_Aim:_
Copy every line that contains the string "дори" from the entries below.

_Given data:_
══════

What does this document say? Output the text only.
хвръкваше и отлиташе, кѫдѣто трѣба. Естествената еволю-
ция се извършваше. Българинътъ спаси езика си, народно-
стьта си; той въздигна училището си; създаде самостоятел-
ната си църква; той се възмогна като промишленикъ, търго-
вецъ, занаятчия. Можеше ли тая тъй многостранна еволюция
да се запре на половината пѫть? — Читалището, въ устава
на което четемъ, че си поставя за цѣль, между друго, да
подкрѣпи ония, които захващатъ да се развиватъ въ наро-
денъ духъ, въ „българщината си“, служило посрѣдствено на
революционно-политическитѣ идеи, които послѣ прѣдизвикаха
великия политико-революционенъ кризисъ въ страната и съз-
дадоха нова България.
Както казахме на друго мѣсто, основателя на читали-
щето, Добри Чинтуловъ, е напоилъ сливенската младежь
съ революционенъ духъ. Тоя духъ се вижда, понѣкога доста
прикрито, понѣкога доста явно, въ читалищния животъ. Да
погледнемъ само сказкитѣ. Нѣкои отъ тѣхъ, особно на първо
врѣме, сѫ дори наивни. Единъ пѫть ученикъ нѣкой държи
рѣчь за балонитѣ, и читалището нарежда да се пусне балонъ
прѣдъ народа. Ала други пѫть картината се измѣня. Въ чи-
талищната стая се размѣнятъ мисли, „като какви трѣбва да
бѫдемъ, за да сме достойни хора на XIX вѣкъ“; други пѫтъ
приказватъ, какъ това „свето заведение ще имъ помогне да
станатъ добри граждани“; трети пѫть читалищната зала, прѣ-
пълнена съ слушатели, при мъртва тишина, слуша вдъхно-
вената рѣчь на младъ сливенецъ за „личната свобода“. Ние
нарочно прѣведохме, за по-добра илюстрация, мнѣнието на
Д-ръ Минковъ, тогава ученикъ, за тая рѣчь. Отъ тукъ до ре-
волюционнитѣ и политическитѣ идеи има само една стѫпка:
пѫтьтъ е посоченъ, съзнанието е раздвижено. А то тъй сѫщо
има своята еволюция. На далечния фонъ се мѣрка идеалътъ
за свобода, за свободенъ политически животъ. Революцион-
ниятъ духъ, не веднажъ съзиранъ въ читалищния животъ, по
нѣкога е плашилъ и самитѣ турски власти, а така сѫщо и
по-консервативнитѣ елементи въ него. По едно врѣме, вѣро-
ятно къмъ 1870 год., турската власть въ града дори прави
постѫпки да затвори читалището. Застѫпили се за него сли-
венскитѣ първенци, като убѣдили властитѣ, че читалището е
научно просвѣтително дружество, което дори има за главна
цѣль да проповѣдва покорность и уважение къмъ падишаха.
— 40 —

══════

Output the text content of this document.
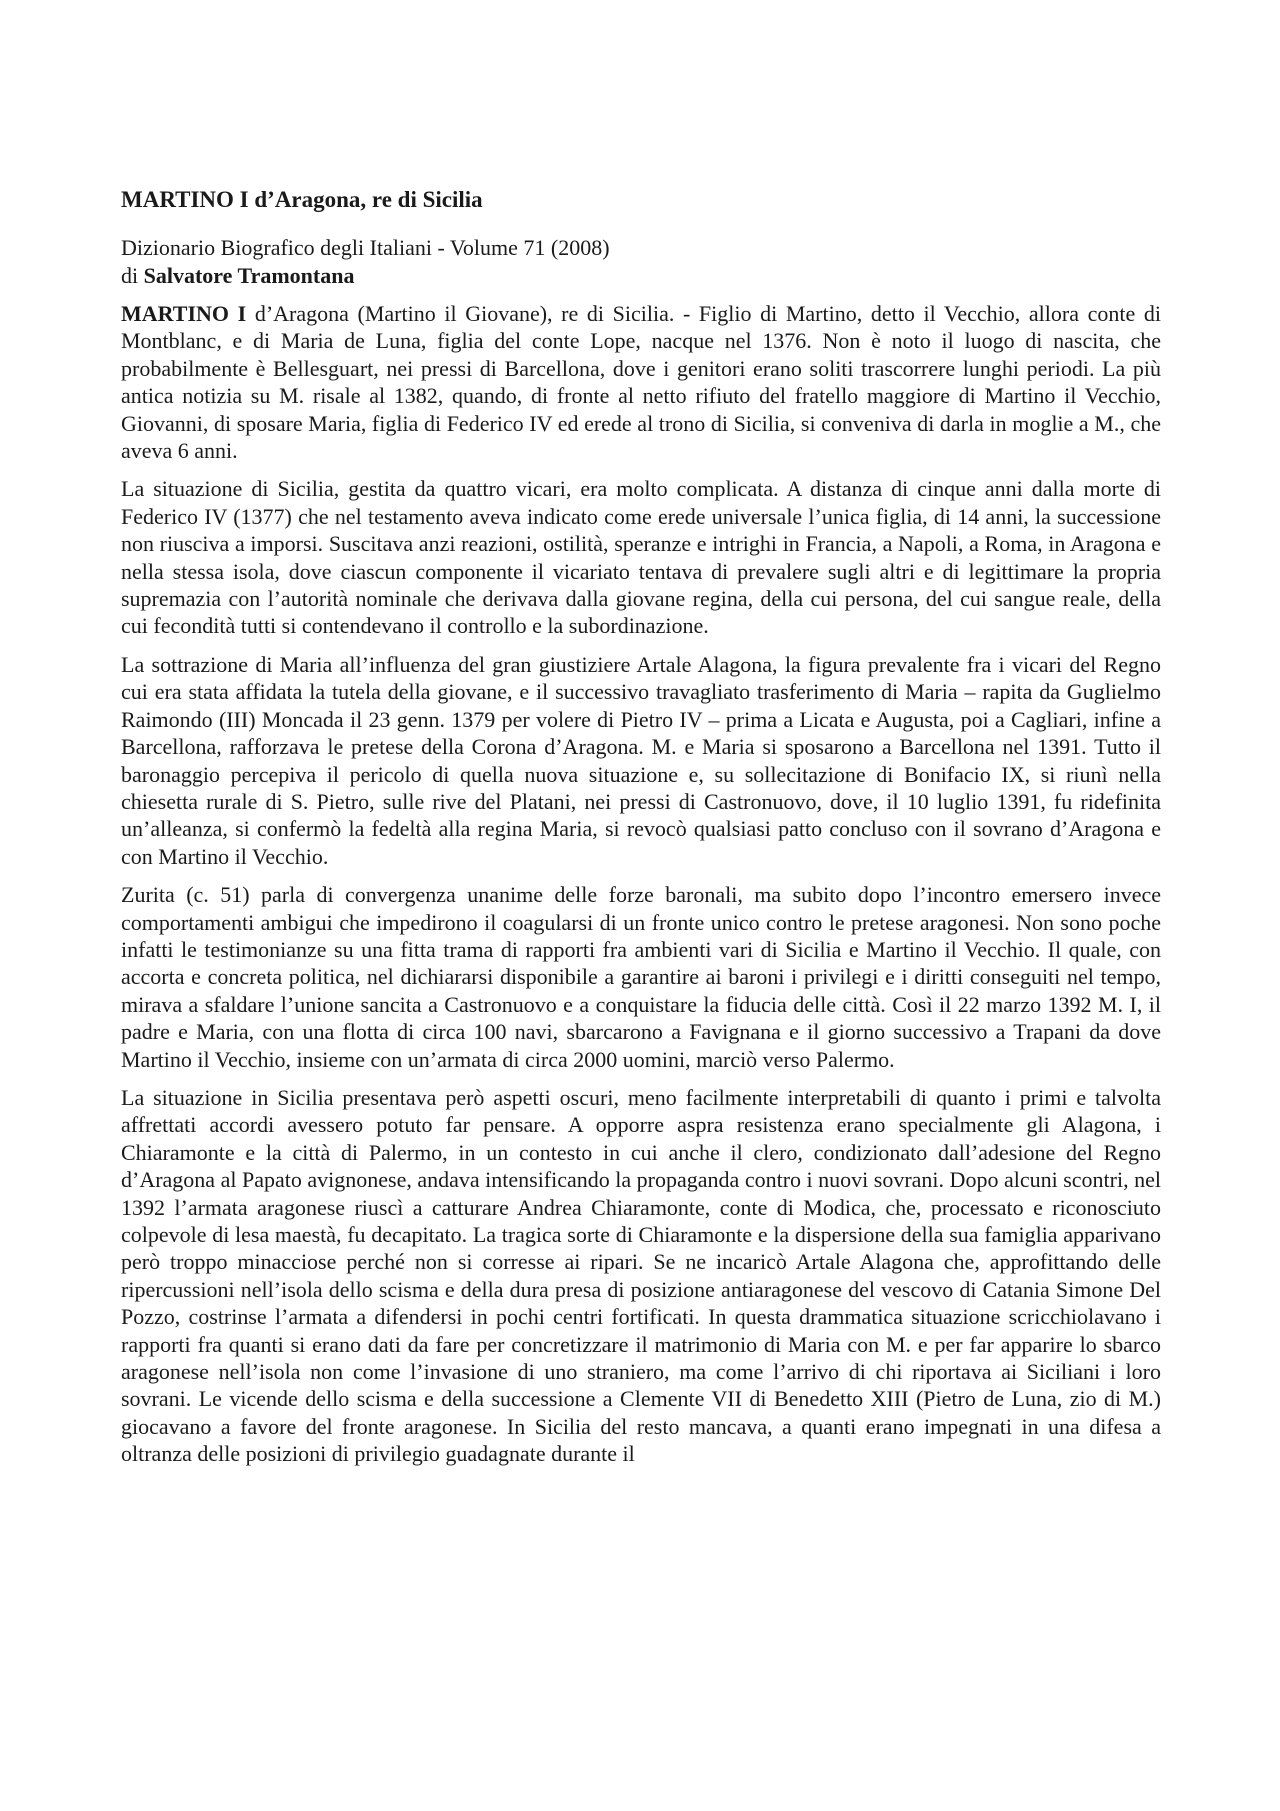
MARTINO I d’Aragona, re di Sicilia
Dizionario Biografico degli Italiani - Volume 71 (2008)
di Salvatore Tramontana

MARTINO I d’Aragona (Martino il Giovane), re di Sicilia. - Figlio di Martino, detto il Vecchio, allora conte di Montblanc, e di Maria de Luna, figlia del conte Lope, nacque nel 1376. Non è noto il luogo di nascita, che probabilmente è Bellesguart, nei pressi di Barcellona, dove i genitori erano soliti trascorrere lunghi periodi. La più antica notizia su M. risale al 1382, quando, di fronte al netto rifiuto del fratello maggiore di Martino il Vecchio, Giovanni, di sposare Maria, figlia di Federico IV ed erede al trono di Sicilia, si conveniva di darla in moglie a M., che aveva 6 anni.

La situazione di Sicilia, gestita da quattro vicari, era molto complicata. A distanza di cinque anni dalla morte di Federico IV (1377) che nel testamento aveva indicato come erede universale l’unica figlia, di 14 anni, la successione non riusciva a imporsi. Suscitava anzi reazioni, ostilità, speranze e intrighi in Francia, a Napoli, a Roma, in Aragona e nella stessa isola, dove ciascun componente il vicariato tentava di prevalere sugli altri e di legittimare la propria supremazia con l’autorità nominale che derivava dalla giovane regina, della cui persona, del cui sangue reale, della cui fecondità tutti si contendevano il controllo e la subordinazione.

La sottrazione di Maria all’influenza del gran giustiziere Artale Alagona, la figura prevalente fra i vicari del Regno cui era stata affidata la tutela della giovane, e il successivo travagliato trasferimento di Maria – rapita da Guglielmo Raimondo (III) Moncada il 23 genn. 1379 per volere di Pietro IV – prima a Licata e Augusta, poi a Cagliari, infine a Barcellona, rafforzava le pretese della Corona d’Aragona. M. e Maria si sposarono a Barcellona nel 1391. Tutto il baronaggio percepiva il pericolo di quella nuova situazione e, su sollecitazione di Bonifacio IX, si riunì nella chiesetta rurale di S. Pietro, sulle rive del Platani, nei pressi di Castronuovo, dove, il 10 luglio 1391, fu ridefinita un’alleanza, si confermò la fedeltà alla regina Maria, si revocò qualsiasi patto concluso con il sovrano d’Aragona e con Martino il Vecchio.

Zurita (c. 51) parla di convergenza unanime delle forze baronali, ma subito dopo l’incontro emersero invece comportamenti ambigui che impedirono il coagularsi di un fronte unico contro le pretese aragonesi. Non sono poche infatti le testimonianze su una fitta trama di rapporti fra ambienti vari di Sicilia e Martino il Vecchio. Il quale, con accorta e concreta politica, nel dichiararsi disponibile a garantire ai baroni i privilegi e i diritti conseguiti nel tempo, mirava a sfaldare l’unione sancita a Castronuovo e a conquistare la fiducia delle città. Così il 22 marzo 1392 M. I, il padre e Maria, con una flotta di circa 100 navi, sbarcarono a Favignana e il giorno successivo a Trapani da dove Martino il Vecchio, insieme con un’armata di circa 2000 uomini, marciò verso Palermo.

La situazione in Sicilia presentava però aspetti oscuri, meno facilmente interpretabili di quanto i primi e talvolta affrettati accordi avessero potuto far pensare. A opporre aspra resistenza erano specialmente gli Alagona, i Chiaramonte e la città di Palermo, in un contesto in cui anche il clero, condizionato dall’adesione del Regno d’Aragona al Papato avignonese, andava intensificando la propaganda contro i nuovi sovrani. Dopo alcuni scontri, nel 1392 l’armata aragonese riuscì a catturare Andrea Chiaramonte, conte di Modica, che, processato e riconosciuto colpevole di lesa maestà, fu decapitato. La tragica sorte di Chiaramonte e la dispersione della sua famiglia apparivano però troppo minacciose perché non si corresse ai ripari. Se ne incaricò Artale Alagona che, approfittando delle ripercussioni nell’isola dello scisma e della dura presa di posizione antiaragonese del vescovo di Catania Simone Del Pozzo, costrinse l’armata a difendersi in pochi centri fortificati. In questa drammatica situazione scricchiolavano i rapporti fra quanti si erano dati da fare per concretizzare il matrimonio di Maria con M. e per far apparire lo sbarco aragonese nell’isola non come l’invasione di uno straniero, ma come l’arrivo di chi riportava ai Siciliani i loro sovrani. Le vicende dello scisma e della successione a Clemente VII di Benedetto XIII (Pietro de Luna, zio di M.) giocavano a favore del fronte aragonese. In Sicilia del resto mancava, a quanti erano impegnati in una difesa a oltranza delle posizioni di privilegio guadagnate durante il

══════

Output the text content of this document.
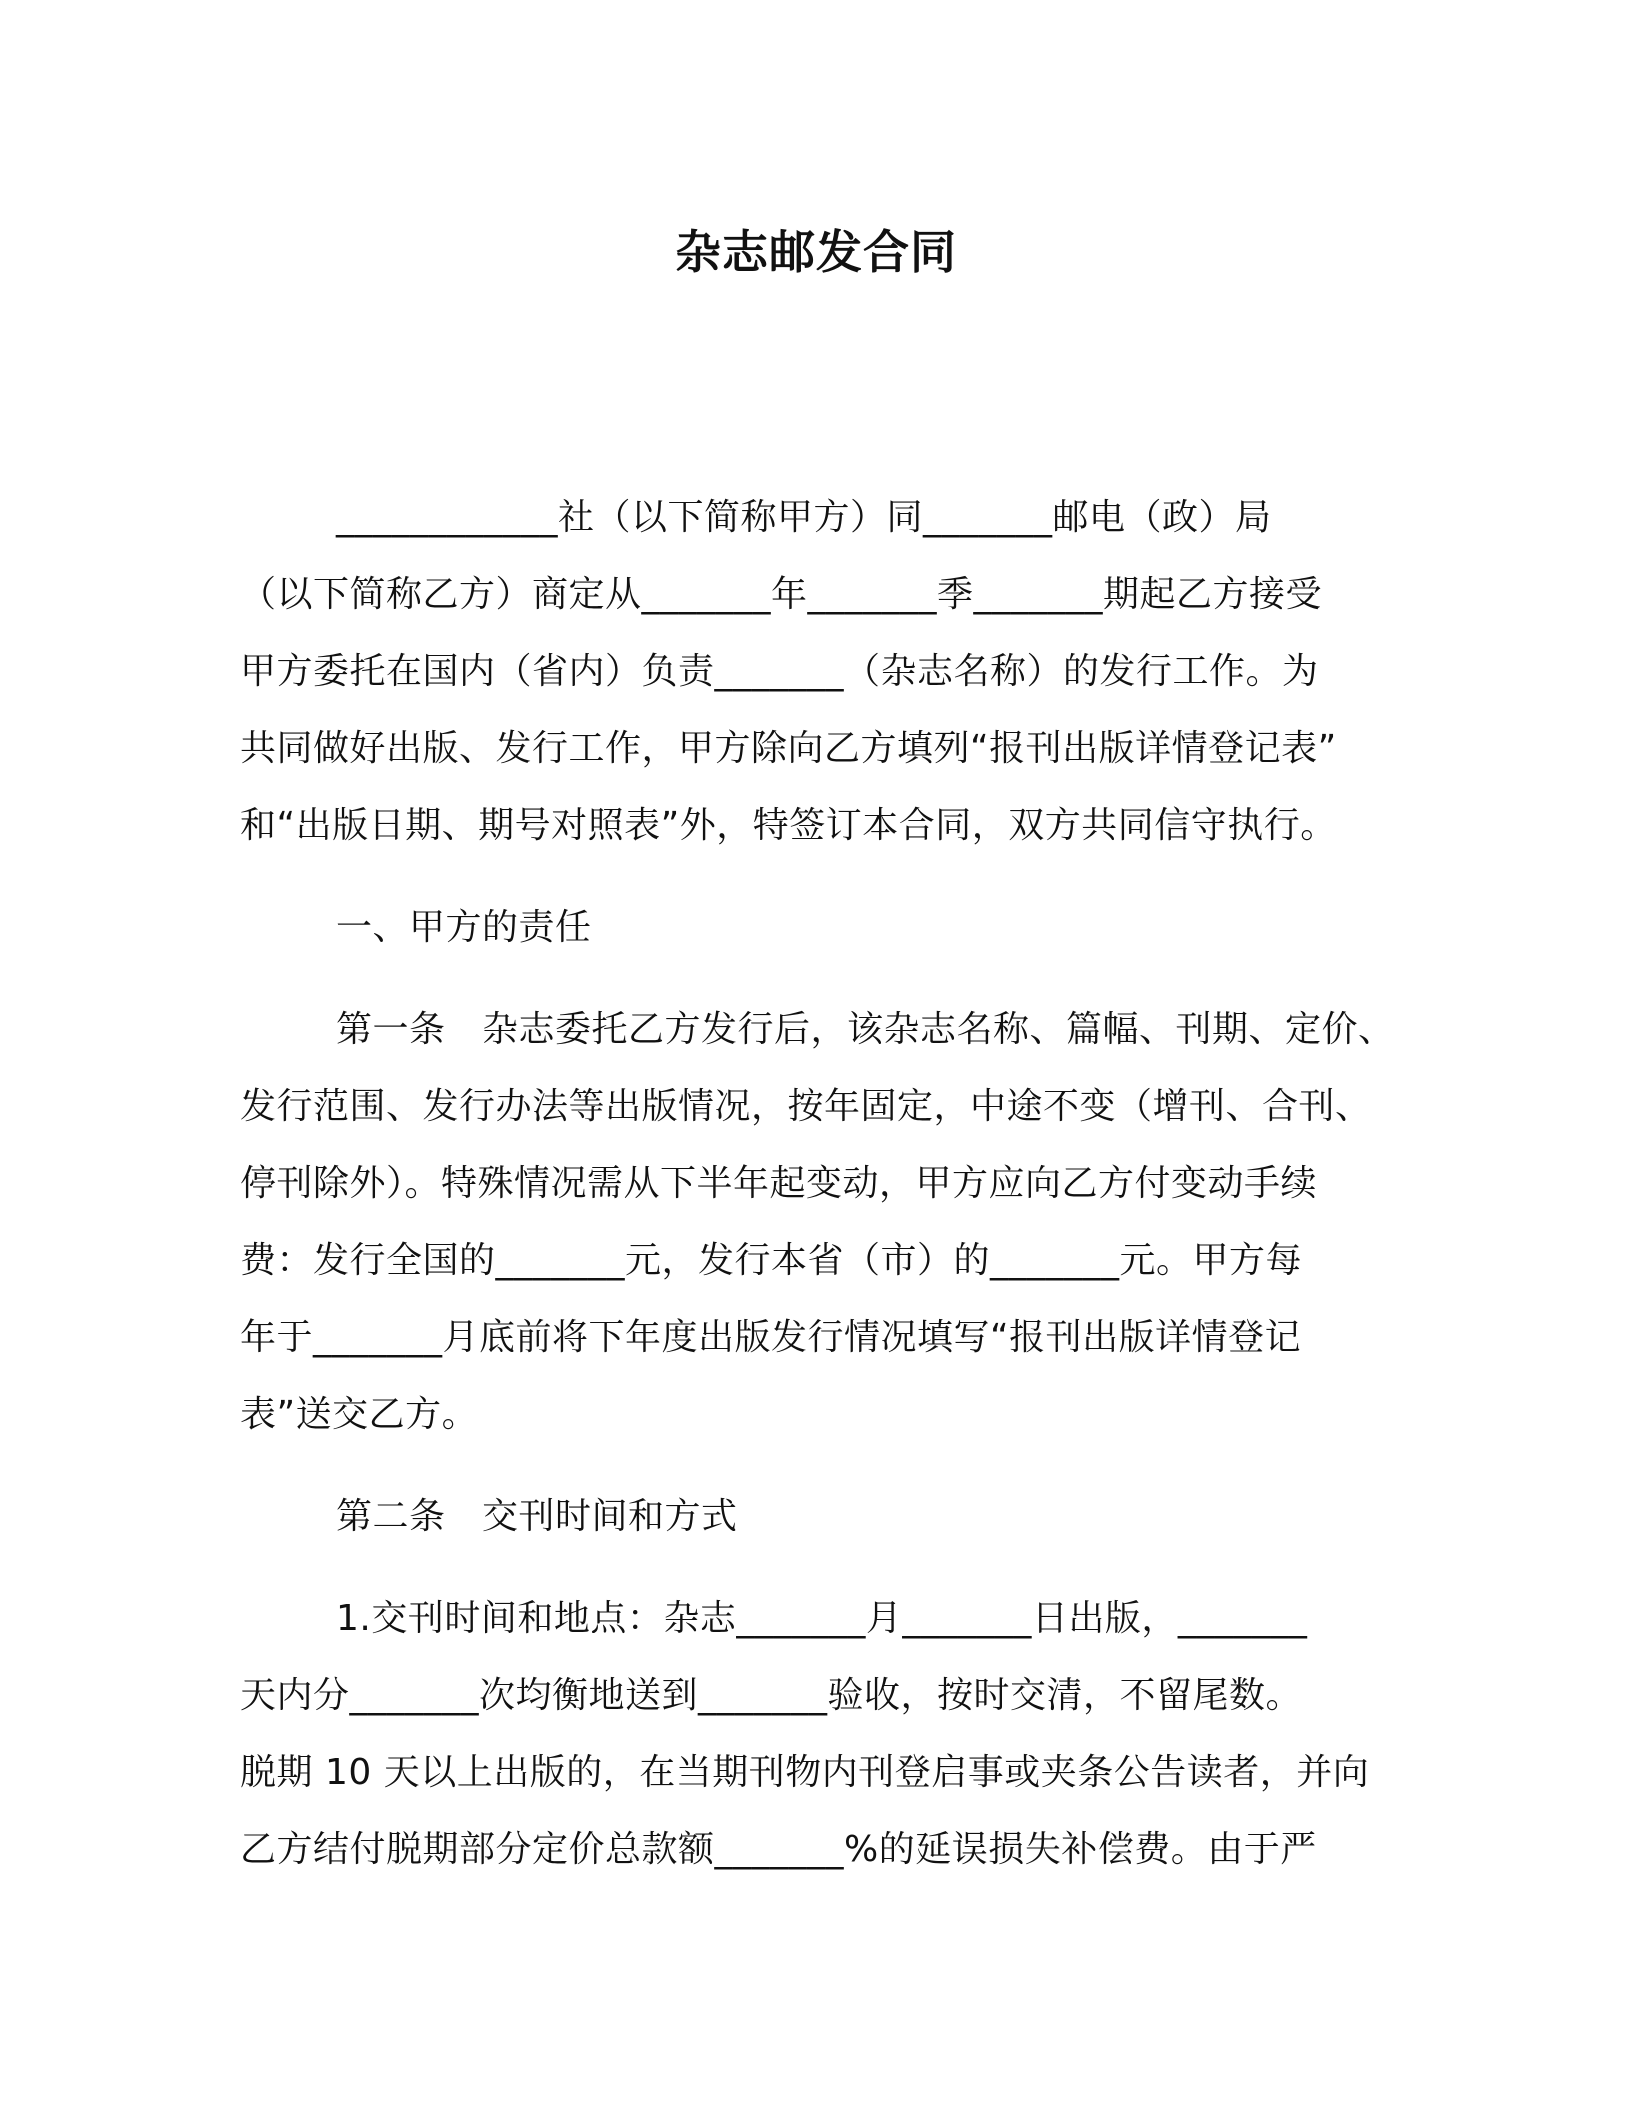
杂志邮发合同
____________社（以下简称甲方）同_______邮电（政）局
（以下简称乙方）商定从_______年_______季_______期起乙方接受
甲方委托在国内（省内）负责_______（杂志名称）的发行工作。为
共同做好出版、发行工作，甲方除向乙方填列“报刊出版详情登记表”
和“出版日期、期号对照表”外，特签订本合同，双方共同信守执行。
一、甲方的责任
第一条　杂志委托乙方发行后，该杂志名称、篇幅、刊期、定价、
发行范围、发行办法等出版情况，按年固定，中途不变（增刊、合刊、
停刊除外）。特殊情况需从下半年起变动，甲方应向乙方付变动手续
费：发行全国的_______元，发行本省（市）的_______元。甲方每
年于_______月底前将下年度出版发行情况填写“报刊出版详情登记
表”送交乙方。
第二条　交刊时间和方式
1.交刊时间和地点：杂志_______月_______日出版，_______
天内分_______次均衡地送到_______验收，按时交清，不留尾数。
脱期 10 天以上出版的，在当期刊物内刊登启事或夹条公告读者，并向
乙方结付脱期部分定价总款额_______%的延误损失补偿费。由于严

══════

_Response:_
врѣме, сѫ дори наивни. Единъ пѫть ученикъ нѣкой държи
ятно къмъ 1870 год., турската власть въ града дори прави
научно просвѣтително дружество, което дори има за главна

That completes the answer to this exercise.